Brief:
Repeat each entry in full, exactly.

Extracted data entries
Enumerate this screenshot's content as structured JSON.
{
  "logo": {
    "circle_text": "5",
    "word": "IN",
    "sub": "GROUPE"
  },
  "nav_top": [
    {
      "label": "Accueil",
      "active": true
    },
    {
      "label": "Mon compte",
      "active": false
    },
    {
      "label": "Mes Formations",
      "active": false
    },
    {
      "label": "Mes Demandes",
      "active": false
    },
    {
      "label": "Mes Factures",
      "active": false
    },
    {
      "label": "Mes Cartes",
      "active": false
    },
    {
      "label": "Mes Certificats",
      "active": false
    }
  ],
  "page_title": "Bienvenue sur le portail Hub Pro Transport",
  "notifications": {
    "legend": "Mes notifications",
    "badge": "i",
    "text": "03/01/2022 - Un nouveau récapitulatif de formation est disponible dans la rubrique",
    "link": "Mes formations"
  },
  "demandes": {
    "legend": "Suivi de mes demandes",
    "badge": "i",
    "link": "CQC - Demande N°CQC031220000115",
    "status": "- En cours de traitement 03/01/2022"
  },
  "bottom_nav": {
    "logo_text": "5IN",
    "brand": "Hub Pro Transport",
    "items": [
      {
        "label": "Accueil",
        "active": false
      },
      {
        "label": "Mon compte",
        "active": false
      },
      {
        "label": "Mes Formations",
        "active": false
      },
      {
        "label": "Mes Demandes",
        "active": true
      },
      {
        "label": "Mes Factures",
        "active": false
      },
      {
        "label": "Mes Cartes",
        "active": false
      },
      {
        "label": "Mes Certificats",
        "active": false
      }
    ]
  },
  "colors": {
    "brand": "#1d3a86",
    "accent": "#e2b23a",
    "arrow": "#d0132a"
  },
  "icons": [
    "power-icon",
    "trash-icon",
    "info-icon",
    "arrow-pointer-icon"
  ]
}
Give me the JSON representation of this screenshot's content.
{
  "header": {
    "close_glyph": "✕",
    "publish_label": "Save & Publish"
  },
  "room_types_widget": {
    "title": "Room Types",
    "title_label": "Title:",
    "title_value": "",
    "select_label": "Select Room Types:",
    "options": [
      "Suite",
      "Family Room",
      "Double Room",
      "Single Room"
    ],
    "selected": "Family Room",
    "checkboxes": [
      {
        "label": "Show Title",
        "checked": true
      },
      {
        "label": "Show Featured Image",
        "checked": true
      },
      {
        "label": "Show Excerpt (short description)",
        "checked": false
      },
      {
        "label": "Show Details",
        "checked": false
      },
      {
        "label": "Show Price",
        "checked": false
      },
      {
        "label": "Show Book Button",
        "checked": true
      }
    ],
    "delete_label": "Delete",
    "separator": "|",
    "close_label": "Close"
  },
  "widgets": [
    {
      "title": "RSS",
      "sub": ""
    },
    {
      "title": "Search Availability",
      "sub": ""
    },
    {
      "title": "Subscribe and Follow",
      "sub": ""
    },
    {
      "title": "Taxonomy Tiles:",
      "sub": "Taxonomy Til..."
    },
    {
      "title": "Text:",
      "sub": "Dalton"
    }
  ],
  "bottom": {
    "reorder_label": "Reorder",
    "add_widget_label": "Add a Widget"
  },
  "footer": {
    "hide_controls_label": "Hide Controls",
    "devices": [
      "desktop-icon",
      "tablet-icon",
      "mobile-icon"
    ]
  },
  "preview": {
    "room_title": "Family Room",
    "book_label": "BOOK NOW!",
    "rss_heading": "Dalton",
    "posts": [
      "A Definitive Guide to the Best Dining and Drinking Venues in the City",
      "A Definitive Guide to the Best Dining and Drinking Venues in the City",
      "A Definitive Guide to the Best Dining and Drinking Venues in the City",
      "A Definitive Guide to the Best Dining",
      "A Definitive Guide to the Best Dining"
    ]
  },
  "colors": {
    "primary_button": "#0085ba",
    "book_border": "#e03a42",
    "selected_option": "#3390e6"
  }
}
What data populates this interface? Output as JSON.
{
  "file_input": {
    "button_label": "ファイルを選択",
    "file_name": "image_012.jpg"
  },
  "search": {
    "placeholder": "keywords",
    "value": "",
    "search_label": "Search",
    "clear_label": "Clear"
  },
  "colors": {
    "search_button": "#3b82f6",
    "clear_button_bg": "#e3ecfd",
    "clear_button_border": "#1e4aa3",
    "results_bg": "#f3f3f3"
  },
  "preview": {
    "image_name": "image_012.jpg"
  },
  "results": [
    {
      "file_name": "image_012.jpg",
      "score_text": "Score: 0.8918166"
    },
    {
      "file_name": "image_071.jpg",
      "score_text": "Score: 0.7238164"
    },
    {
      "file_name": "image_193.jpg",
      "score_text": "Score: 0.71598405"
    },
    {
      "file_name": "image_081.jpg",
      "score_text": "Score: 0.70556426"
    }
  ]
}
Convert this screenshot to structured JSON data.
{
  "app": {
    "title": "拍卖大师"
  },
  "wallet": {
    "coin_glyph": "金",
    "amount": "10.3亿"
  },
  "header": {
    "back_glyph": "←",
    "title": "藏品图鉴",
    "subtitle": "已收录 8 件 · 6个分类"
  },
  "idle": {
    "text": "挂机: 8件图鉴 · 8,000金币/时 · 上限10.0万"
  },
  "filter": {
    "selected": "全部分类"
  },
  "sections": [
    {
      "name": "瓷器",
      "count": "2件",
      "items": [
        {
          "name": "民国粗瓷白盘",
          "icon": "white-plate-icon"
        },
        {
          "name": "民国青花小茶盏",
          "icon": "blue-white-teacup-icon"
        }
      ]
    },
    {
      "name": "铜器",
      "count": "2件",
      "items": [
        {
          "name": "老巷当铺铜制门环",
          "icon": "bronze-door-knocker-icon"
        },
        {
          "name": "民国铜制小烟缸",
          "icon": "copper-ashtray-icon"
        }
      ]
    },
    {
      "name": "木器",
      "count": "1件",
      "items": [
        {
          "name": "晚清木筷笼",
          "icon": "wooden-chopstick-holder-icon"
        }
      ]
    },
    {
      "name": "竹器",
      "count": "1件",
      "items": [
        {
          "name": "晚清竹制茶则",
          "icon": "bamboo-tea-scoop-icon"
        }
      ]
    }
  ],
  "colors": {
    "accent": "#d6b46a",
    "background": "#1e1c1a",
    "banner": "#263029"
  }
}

Correct result:
Enumerate this screenshot's content as structured JSON.
{
  "logo": {
    "circle_text": "5",
    "word": "IN",
    "sub": "GROUPE"
  },
  "nav_top": [
    {
      "label": "Accueil",
      "active": true
    },
    {
      "label": "Mon compte",
      "active": false
    },
    {
      "label": "Mes Formations",
      "active": false
    },
    {
      "label": "Mes Demandes",
      "active": false
    },
    {
      "label": "Mes Factures",
      "active": false
    },
    {
      "label": "Mes Cartes",
      "active": false
    },
    {
      "label": "Mes Certificats",
      "active": false
    }
  ],
  "page_title": "Bienvenue sur le portail Hub Pro Transport",
  "notifications": {
    "legend": "Mes notifications",
    "badge": "i",
    "text": "03/01/2022 - Un nouveau récapitulatif de formation est disponible dans la rubrique",
    "link": "Mes formations"
  },
  "demandes": {
    "legend": "Suivi de mes demandes",
    "badge": "i",
    "link": "CQC - Demande N°CQC031220000115",
    "status": "- En cours de traitement 03/01/2022"
  },
  "bottom_nav": {
    "logo_text": "5IN",
    "brand": "Hub Pro Transport",
    "items": [
      {
        "label": "Accueil",
        "active": false
      },
      {
        "label": "Mon compte",
        "active": false
      },
      {
        "label": "Mes Formations",
        "active": false
      },
      {
        "label": "Mes Demandes",
        "active": true
      },
      {
        "label": "Mes Factures",
        "active": false
      },
      {
        "label": "Mes Cartes",
        "active": false
      },
      {
        "label": "Mes Certificats",
        "active": false
      }
    ]
  },
  "colors": {
    "brand": "#1d3a86",
    "accent": "#e2b23a",
    "arrow": "#d0132a"
  },
  "icons": [
    "power-icon",
    "trash-icon",
    "info-icon",
    "arrow-pointer-icon"
  ]
}
Give me the JSON representation of this screenshot's content.
{
  "header": {
    "close_glyph": "✕",
    "publish_label": "Save & Publish"
  },
  "room_types_widget": {
    "title": "Room Types",
    "title_label": "Title:",
    "title_value": "",
    "select_label": "Select Room Types:",
    "options": [
      "Suite",
      "Family Room",
      "Double Room",
      "Single Room"
    ],
    "selected": "Family Room",
    "checkboxes": [
      {
        "label": "Show Title",
        "checked": true
      },
      {
        "label": "Show Featured Image",
        "checked": true
      },
      {
        "label": "Show Excerpt (short description)",
        "checked": false
      },
      {
        "label": "Show Details",
        "checked": false
      },
      {
        "label": "Show Price",
        "checked": false
      },
      {
        "label": "Show Book Button",
        "checked": true
      }
    ],
    "delete_label": "Delete",
    "separator": "|",
    "close_label": "Close"
  },
  "widgets": [
    {
      "title": "RSS",
      "sub": ""
    },
    {
      "title": "Search Availability",
      "sub": ""
    },
    {
      "title": "Subscribe and Follow",
      "sub": ""
    },
    {
      "title": "Taxonomy Tiles:",
      "sub": "Taxonomy Til..."
    },
    {
      "title": "Text:",
      "sub": "Dalton"
    }
  ],
  "bottom": {
    "reorder_label": "Reorder",
    "add_widget_label": "Add a Widget"
  },
  "footer": {
    "hide_controls_label": "Hide Controls",
    "devices": [
      "desktop-icon",
      "tablet-icon",
      "mobile-icon"
    ]
  },
  "preview": {
    "room_title": "Family Room",
    "book_label": "BOOK NOW!",
    "rss_heading": "Dalton",
    "posts": [
      "A Definitive Guide to the Best Dining and Drinking Venues in the City",
      "A Definitive Guide to the Best Dining and Drinking Venues in the City",
      "A Definitive Guide to the Best Dining and Drinking Venues in the City",
      "A Definitive Guide to the Best Dining",
      "A Definitive Guide to the Best Dining"
    ]
  },
  "colors": {
    "primary_button": "#0085ba",
    "book_border": "#e03a42",
    "selected_option": "#3390e6"
  }
}
What data populates this interface? Output as JSON.
{
  "file_input": {
    "button_label": "ファイルを選択",
    "file_name": "image_012.jpg"
  },
  "search": {
    "placeholder": "keywords",
    "value": "",
    "search_label": "Search",
    "clear_label": "Clear"
  },
  "colors": {
    "search_button": "#3b82f6",
    "clear_button_bg": "#e3ecfd",
    "clear_button_border": "#1e4aa3",
    "results_bg": "#f3f3f3"
  },
  "preview": {
    "image_name": "image_012.jpg"
  },
  "results": [
    {
      "file_name": "image_012.jpg",
      "score_text": "Score: 0.8918166"
    },
    {
      "file_name": "image_071.jpg",
      "score_text": "Score: 0.7238164"
    },
    {
      "file_name": "image_193.jpg",
      "score_text": "Score: 0.71598405"
    },
    {
      "file_name": "image_081.jpg",
      "score_text": "Score: 0.70556426"
    }
  ]
}
Convert this screenshot to structured JSON data.
{
  "app": {
    "title": "拍卖大师"
  },
  "wallet": {
    "coin_glyph": "金",
    "amount": "10.3亿"
  },
  "header": {
    "back_glyph": "←",
    "title": "藏品图鉴",
    "subtitle": "已收录 8 件 · 6个分类"
  },
  "idle": {
    "text": "挂机: 8件图鉴 · 8,000金币/时 · 上限10.0万"
  },
  "filter": {
    "selected": "全部分类"
  },
  "sections": [
    {
      "name": "瓷器",
      "count": "2件",
      "items": [
        {
          "name": "民国粗瓷白盘",
          "icon": "white-plate-icon"
        },
        {
          "name": "民国青花小茶盏",
          "icon": "blue-white-teacup-icon"
        }
      ]
    },
    {
      "name": "铜器",
      "count": "2件",
      "items": [
        {
          "name": "老巷当铺铜制门环",
          "icon": "bronze-door-knocker-icon"
        },
        {
          "name": "民国铜制小烟缸",
          "icon": "copper-ashtray-icon"
        }
      ]
    },
    {
      "name": "木器",
      "count": "1件",
      "items": [
        {
          "name": "晚清木筷笼",
          "icon": "wooden-chopstick-holder-icon"
        }
      ]
    },
    {
      "name": "竹器",
      "count": "1件",
      "items": [
        {
          "name": "晚清竹制茶则",
          "icon": "bamboo-tea-scoop-icon"
        }
      ]
    }
  ],
  "colors": {
    "accent": "#d6b46a",
    "background": "#1e1c1a",
    "banner": "#263029"
  }
}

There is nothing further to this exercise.